#### Goal:
Output every entry exactly as given.

#### Stored records:
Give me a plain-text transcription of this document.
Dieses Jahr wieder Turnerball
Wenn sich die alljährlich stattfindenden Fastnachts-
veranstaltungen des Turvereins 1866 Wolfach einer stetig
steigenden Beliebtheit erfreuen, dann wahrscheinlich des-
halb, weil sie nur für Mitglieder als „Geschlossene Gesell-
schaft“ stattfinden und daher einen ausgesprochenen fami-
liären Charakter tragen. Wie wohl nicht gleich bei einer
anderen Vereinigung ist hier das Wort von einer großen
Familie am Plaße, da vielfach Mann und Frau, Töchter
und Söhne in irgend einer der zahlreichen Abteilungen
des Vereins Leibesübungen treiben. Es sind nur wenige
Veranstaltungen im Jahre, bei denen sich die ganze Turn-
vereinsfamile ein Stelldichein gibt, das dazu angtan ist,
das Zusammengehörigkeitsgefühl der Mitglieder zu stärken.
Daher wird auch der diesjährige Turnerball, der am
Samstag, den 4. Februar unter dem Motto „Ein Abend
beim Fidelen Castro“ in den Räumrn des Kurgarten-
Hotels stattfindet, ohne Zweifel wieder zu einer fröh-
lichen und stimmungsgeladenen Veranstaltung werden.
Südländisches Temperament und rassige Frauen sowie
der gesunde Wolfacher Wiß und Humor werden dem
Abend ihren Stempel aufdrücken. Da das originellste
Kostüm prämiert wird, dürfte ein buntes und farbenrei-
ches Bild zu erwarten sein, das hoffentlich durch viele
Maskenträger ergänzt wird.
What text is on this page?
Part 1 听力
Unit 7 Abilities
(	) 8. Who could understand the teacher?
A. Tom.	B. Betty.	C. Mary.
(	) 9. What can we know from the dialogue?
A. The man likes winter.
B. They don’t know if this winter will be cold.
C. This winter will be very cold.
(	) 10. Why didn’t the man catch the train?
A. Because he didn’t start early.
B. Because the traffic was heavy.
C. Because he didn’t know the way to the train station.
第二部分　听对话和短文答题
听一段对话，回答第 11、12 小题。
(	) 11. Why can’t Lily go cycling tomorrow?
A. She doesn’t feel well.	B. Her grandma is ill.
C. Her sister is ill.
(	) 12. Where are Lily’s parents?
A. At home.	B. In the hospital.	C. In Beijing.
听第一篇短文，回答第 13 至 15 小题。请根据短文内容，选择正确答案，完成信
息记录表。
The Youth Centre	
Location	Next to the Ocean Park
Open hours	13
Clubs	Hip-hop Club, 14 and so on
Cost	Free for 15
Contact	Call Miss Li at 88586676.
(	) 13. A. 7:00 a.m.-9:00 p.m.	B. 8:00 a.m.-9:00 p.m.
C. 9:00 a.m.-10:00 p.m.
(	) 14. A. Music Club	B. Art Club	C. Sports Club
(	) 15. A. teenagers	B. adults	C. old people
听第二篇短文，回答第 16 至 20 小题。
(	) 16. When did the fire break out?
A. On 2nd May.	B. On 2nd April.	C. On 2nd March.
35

#### Exercise output:
Give me a plain-text transcription of this document.
Dieses Jahr wieder Turnerball
Wenn sich die alljährlich stattfindenden Fastnachts-
veranstaltungen des Turvereins 1866 Wolfach einer stetig
steigenden Beliebtheit erfreuen, dann wahrscheinlich des-
halb, weil sie nur für Mitglieder als „Geschlossene Gesell-
schaft“ stattfinden und daher einen ausgesprochenen fami-
liären Charakter tragen. Wie wohl nicht gleich bei einer
anderen Vereinigung ist hier das Wort von einer großen
Familie am Plaße, da vielfach Mann und Frau, Töchter
und Söhne in irgend einer der zahlreichen Abteilungen
des Vereins Leibesübungen treiben. Es sind nur wenige
Veranstaltungen im Jahre, bei denen sich die ganze Turn-
vereinsfamile ein Stelldichein gibt, das dazu angtan ist,
das Zusammengehörigkeitsgefühl der Mitglieder zu stärken.
Daher wird auch der diesjährige Turnerball, der am
Samstag, den 4. Februar unter dem Motto „Ein Abend
beim Fidelen Castro“ in den Räumrn des Kurgarten-
Hotels stattfindet, ohne Zweifel wieder zu einer fröh-
lichen und stimmungsgeladenen Veranstaltung werden.
Südländisches Temperament und rassige Frauen sowie
der gesunde Wolfacher Wiß und Humor werden dem
Abend ihren Stempel aufdrücken. Da das originellste
Kostüm prämiert wird, dürfte ein buntes und farbenrei-
ches Bild zu erwarten sein, das hoffentlich durch viele
Maskenträger ergänzt wird.
What text is on this page?
Part 1 听力
Unit 7 Abilities
(	) 8. Who could understand the teacher?
A. Tom.	B. Betty.	C. Mary.
(	) 9. What can we know from the dialogue?
A. The man likes winter.
B. They don’t know if this winter will be cold.
C. This winter will be very cold.
(	) 10. Why didn’t the man catch the train?
A. Because he didn’t start early.
B. Because the traffic was heavy.
C. Because he didn’t know the way to the train station.
第二部分　听对话和短文答题
听一段对话，回答第 11、12 小题。
(	) 11. Why can’t Lily go cycling tomorrow?
A. She doesn’t feel well.	B. Her grandma is ill.
C. Her sister is ill.
(	) 12. Where are Lily’s parents?
A. At home.	B. In the hospital.	C. In Beijing.
听第一篇短文，回答第 13 至 15 小题。请根据短文内容，选择正确答案，完成信
息记录表。
The Youth Centre	
Location	Next to the Ocean Park
Open hours	13
Clubs	Hip-hop Club, 14 and so on
Cost	Free for 15
Contact	Call Miss Li at 88586676.
(	) 13. A. 7:00 a.m.-9:00 p.m.	B. 8:00 a.m.-9:00 p.m.
C. 9:00 a.m.-10:00 p.m.
(	) 14. A. Music Club	B. Art Club	C. Sports Club
(	) 15. A. teenagers	B. adults	C. old people
听第二篇短文，回答第 16 至 20 小题。
(	) 16. When did the fire break out?
A. On 2nd May.	B. On 2nd April.	C. On 2nd March.
35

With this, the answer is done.